**Required work**:
Write out each line of the listing as it stands, without the images.

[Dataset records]
━━━━━━
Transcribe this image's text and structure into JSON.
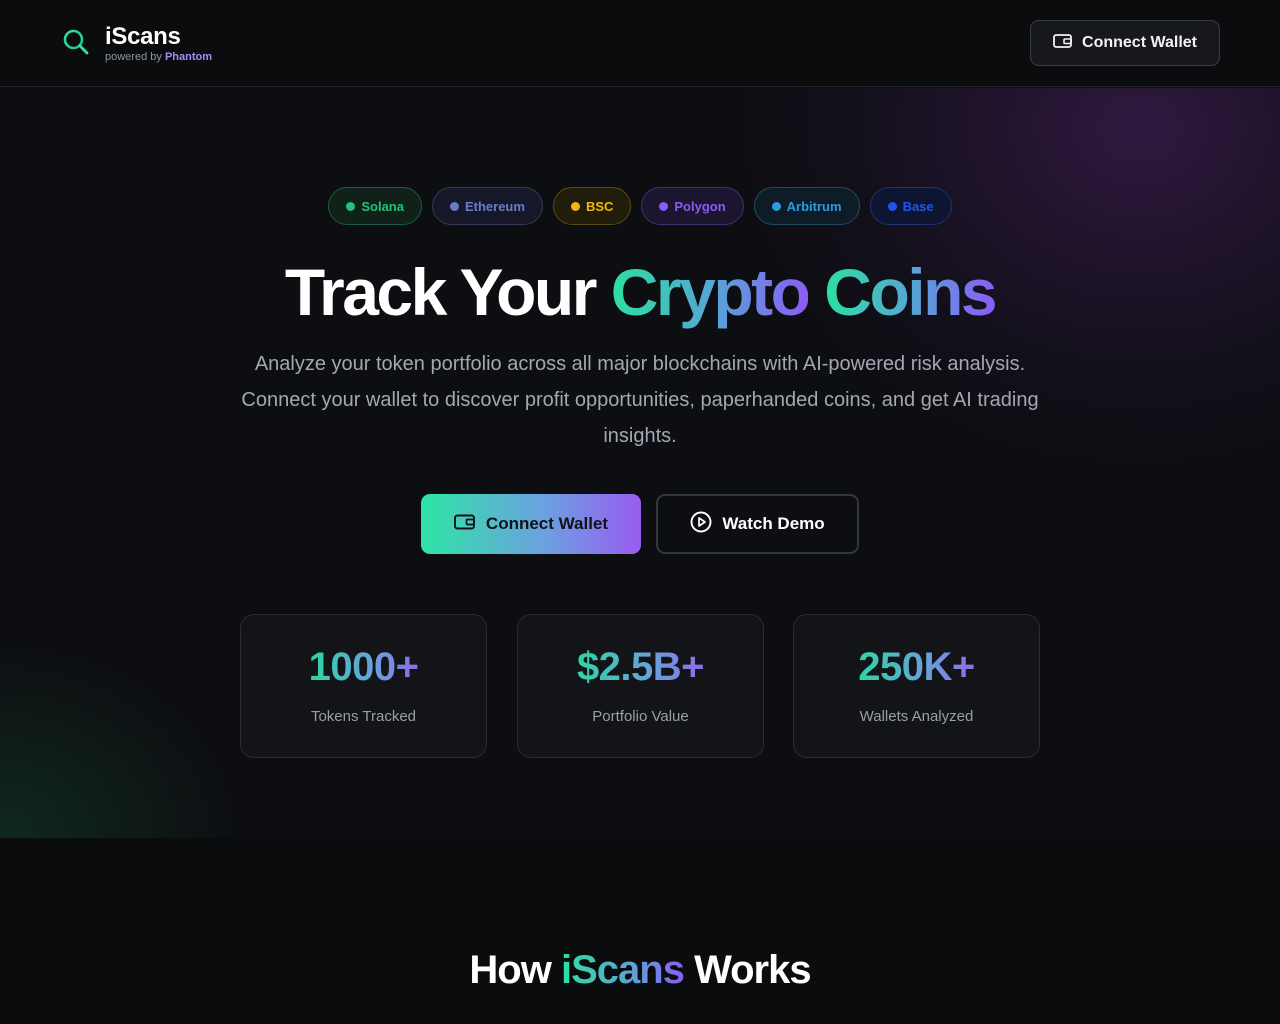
{
  "header": {
    "brand_name": "iScans",
    "powered_by": "powered by",
    "powered_by_brand": "Phantom",
    "connect_button": "Connect Wallet"
  },
  "chains": [
    {
      "label": "Solana",
      "color": "#22c27a",
      "border": "#1f5a40",
      "bg": "#0f2119"
    },
    {
      "label": "Ethereum",
      "color": "#6b7cc7",
      "border": "#363a52",
      "bg": "#16182a"
    },
    {
      "label": "BSC",
      "color": "#f0b90b",
      "border": "#5a4a15",
      "bg": "#221c0b"
    },
    {
      "label": "Polygon",
      "color": "#8b5cf6",
      "border": "#43306b",
      "bg": "#1c1530"
    },
    {
      "label": "Arbitrum",
      "color": "#2d9cdb",
      "border": "#1f4a64",
      "bg": "#0e1c28"
    },
    {
      "label": "Base",
      "color": "#2056e8",
      "border": "#1f336e",
      "bg": "#0d1532"
    }
  ],
  "hero": {
    "title_plain": "Track Your",
    "title_grad_1": "Crypto",
    "title_grad_2": "Coins",
    "description": "Analyze your token portfolio across all major blockchains with AI-powered risk analysis. Connect your wallet to discover profit opportunities, paperhanded coins, and get AI trading insights.",
    "primary_cta": "Connect Wallet",
    "secondary_cta": "Watch Demo"
  },
  "stats": [
    {
      "value": "1000+",
      "label": "Tokens Tracked"
    },
    {
      "value": "$2.5B+",
      "label": "Portfolio Value"
    },
    {
      "value": "250K+",
      "label": "Wallets Analyzed"
    }
  ],
  "how": {
    "prefix": "How",
    "brand": "iScans",
    "suffix": "Works"
  },
  "icons": {
    "logo": "search-icon",
    "wallet": "wallet-icon",
    "play": "play-circle-icon"
  }
}
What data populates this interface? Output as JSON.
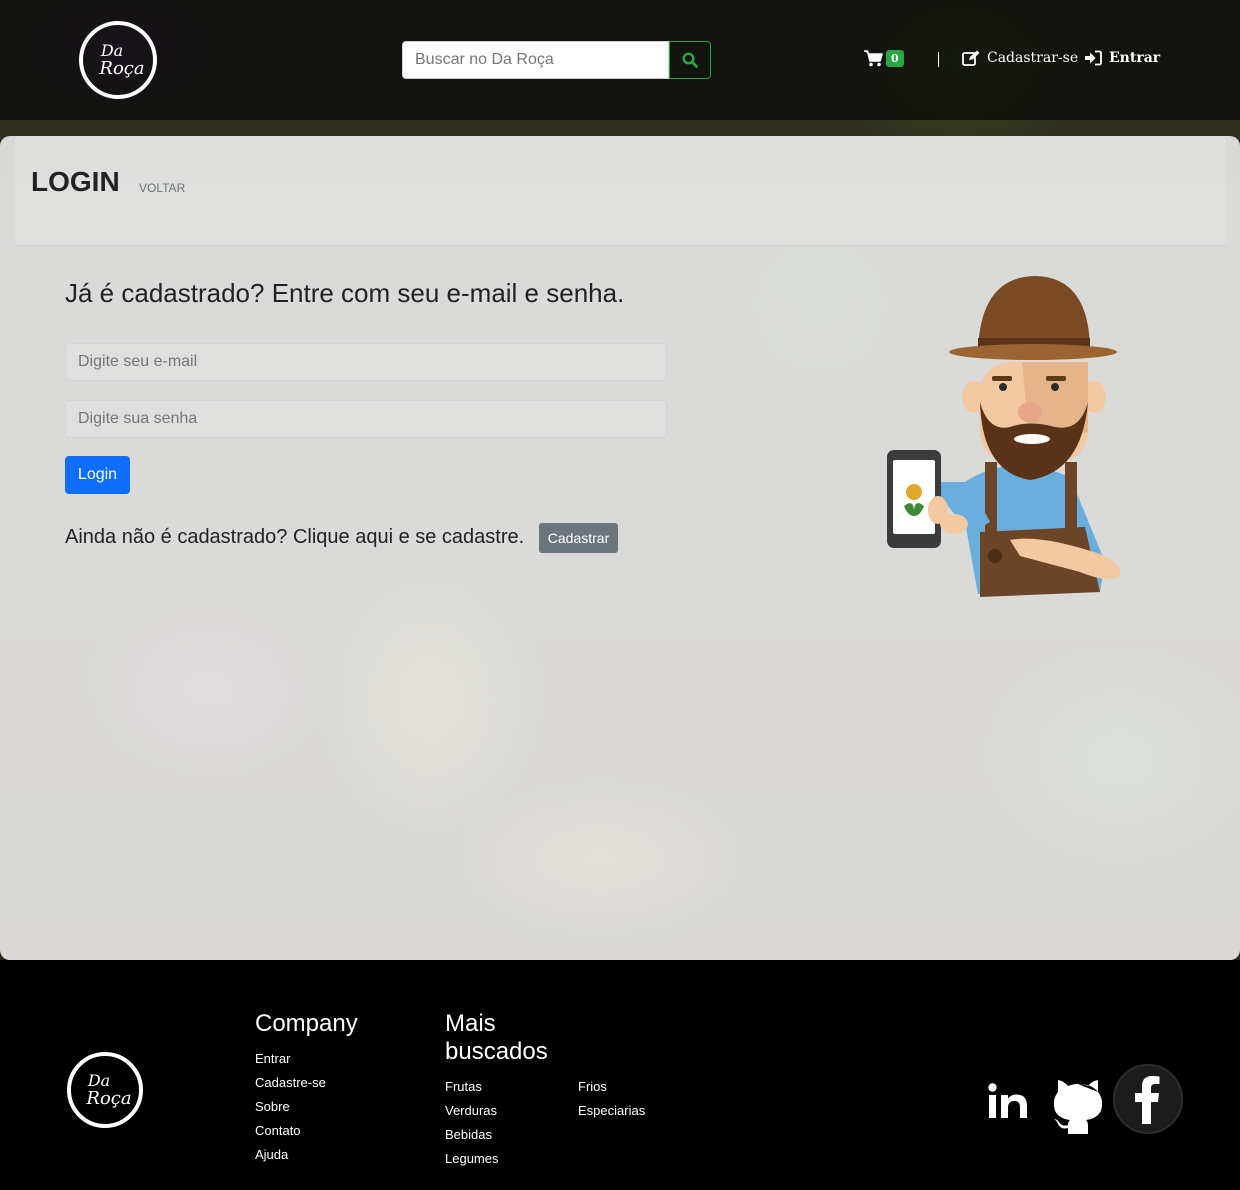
{
  "header": {
    "logo": {
      "line1": "Da",
      "line2": "Roça"
    },
    "search": {
      "placeholder": "Buscar no Da Roça"
    },
    "cart_count": "0",
    "signup_label": "Cadastrar-se",
    "login_label": "Entrar"
  },
  "main": {
    "title": "LOGIN",
    "back_label": "VOLTAR",
    "prompt": "Já é cadastrado? Entre com seu e-mail e senha.",
    "email_placeholder": "Digite seu e-mail",
    "password_placeholder": "Digite sua senha",
    "login_button": "Login",
    "signup_prompt": "Ainda não é cadastrado? Clique aqui e se cadastre.",
    "signup_button": "Cadastrar"
  },
  "footer": {
    "logo": {
      "line1": "Da",
      "line2": "Roça"
    },
    "company": {
      "title": "Company",
      "links": [
        "Entrar",
        "Cadastre-se",
        "Sobre",
        "Contato",
        "Ajuda"
      ]
    },
    "mais_buscados": {
      "title": "Mais buscados",
      "col1": [
        "Frutas",
        "Verduras",
        "Bebidas",
        "Legumes"
      ],
      "col2": [
        "Frios",
        "Especiarias"
      ]
    },
    "social_icons": [
      "linkedin-icon",
      "github-icon",
      "facebook-icon"
    ]
  },
  "colors": {
    "primary": "#0d6efd",
    "success": "#28a745",
    "secondary": "#6c757d"
  }
}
━━━━━━
**The response**:
Transcribe this image's text and structure into JSON.
{
  "header": {
    "brand_name": "iScans",
    "powered_by": "powered by",
    "powered_by_brand": "Phantom",
    "connect_button": "Connect Wallet"
  },
  "chains": [
    {
      "label": "Solana",
      "color": "#22c27a",
      "border": "#1f5a40",
      "bg": "#0f2119"
    },
    {
      "label": "Ethereum",
      "color": "#6b7cc7",
      "border": "#363a52",
      "bg": "#16182a"
    },
    {
      "label": "BSC",
      "color": "#f0b90b",
      "border": "#5a4a15",
      "bg": "#221c0b"
    },
    {
      "label": "Polygon",
      "color": "#8b5cf6",
      "border": "#43306b",
      "bg": "#1c1530"
    },
    {
      "label": "Arbitrum",
      "color": "#2d9cdb",
      "border": "#1f4a64",
      "bg": "#0e1c28"
    },
    {
      "label": "Base",
      "color": "#2056e8",
      "border": "#1f336e",
      "bg": "#0d1532"
    }
  ],
  "hero": {
    "title_plain": "Track Your",
    "title_grad_1": "Crypto",
    "title_grad_2": "Coins",
    "description": "Analyze your token portfolio across all major blockchains with AI-powered risk analysis. Connect your wallet to discover profit opportunities, paperhanded coins, and get AI trading insights.",
    "primary_cta": "Connect Wallet",
    "secondary_cta": "Watch Demo"
  },
  "stats": [
    {
      "value": "1000+",
      "label": "Tokens Tracked"
    },
    {
      "value": "$2.5B+",
      "label": "Portfolio Value"
    },
    {
      "value": "250K+",
      "label": "Wallets Analyzed"
    }
  ],
  "how": {
    "prefix": "How",
    "brand": "iScans",
    "suffix": "Works"
  },
  "icons": {
    "logo": "search-icon",
    "wallet": "wallet-icon",
    "play": "play-circle-icon"
  }
}
What data populates this interface? Output as JSON.
{
  "header": {
    "logo": {
      "line1": "Da",
      "line2": "Roça"
    },
    "search": {
      "placeholder": "Buscar no Da Roça"
    },
    "cart_count": "0",
    "signup_label": "Cadastrar-se",
    "login_label": "Entrar"
  },
  "main": {
    "title": "LOGIN",
    "back_label": "VOLTAR",
    "prompt": "Já é cadastrado? Entre com seu e-mail e senha.",
    "email_placeholder": "Digite seu e-mail",
    "password_placeholder": "Digite sua senha",
    "login_button": "Login",
    "signup_prompt": "Ainda não é cadastrado? Clique aqui e se cadastre.",
    "signup_button": "Cadastrar"
  },
  "footer": {
    "logo": {
      "line1": "Da",
      "line2": "Roça"
    },
    "company": {
      "title": "Company",
      "links": [
        "Entrar",
        "Cadastre-se",
        "Sobre",
        "Contato",
        "Ajuda"
      ]
    },
    "mais_buscados": {
      "title": "Mais buscados",
      "col1": [
        "Frutas",
        "Verduras",
        "Bebidas",
        "Legumes"
      ],
      "col2": [
        "Frios",
        "Especiarias"
      ]
    },
    "social_icons": [
      "linkedin-icon",
      "github-icon",
      "facebook-icon"
    ]
  },
  "colors": {
    "primary": "#0d6efd",
    "success": "#28a745",
    "secondary": "#6c757d"
  }
}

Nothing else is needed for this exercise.